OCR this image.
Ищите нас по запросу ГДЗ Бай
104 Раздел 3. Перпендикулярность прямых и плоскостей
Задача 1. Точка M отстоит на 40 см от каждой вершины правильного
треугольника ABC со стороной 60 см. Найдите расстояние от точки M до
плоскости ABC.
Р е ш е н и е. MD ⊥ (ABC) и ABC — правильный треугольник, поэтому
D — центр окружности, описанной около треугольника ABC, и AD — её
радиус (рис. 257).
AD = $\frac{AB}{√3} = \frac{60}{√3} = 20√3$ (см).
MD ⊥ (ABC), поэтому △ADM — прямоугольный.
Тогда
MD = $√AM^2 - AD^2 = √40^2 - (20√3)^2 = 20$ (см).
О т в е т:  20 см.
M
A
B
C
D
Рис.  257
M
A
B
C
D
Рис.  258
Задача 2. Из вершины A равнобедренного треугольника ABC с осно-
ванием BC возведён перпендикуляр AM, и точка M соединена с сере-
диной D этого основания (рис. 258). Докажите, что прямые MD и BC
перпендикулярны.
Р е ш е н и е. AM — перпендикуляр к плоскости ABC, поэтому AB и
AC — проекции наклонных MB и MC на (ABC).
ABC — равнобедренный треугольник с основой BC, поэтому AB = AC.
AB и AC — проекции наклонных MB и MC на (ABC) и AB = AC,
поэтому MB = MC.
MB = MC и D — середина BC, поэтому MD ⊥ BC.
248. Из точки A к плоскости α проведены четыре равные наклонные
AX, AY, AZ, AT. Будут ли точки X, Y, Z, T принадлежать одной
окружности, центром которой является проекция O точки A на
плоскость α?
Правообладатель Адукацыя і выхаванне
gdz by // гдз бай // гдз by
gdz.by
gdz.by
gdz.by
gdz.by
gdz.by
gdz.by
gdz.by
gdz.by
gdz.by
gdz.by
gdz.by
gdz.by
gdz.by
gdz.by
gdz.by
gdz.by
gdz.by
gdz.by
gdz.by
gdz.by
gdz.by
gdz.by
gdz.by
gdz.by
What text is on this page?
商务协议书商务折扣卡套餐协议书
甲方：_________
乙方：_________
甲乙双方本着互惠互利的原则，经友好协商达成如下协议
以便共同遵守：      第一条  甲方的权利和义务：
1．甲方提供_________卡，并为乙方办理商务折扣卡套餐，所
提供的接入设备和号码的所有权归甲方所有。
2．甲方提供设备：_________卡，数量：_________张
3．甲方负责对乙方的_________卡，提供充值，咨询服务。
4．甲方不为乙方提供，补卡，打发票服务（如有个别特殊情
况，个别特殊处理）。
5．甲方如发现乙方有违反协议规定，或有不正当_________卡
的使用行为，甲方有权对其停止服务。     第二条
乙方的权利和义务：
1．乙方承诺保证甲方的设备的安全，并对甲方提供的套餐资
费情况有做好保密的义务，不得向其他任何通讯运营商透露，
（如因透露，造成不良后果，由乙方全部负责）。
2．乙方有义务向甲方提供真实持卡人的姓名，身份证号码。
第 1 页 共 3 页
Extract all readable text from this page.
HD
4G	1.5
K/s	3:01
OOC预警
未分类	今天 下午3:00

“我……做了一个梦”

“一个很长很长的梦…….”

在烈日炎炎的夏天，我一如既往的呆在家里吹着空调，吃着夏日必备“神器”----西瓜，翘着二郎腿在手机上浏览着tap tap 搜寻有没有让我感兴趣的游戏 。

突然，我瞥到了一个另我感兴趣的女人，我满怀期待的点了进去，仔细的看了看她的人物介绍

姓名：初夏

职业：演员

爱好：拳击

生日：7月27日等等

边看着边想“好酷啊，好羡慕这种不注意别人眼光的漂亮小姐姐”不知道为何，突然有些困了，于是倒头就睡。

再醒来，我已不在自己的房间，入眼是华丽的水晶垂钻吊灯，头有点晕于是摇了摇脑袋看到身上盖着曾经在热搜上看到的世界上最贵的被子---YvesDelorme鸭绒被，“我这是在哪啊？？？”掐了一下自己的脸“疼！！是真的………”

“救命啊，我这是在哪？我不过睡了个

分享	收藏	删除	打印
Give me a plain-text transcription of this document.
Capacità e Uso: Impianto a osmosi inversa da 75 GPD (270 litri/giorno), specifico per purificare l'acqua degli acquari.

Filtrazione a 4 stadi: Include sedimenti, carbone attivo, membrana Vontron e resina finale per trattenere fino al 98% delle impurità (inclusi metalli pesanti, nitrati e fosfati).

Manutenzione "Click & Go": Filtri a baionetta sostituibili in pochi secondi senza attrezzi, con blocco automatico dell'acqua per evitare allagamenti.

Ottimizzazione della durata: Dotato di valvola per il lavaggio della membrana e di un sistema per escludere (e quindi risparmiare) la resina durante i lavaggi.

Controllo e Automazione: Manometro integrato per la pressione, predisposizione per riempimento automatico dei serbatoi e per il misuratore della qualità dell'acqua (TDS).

━━━━━━━━━━

Which lines contain "text"? Show each of them.

What text is on this page?
Extract all readable text from this page.
Give me a plain-text transcription of this document.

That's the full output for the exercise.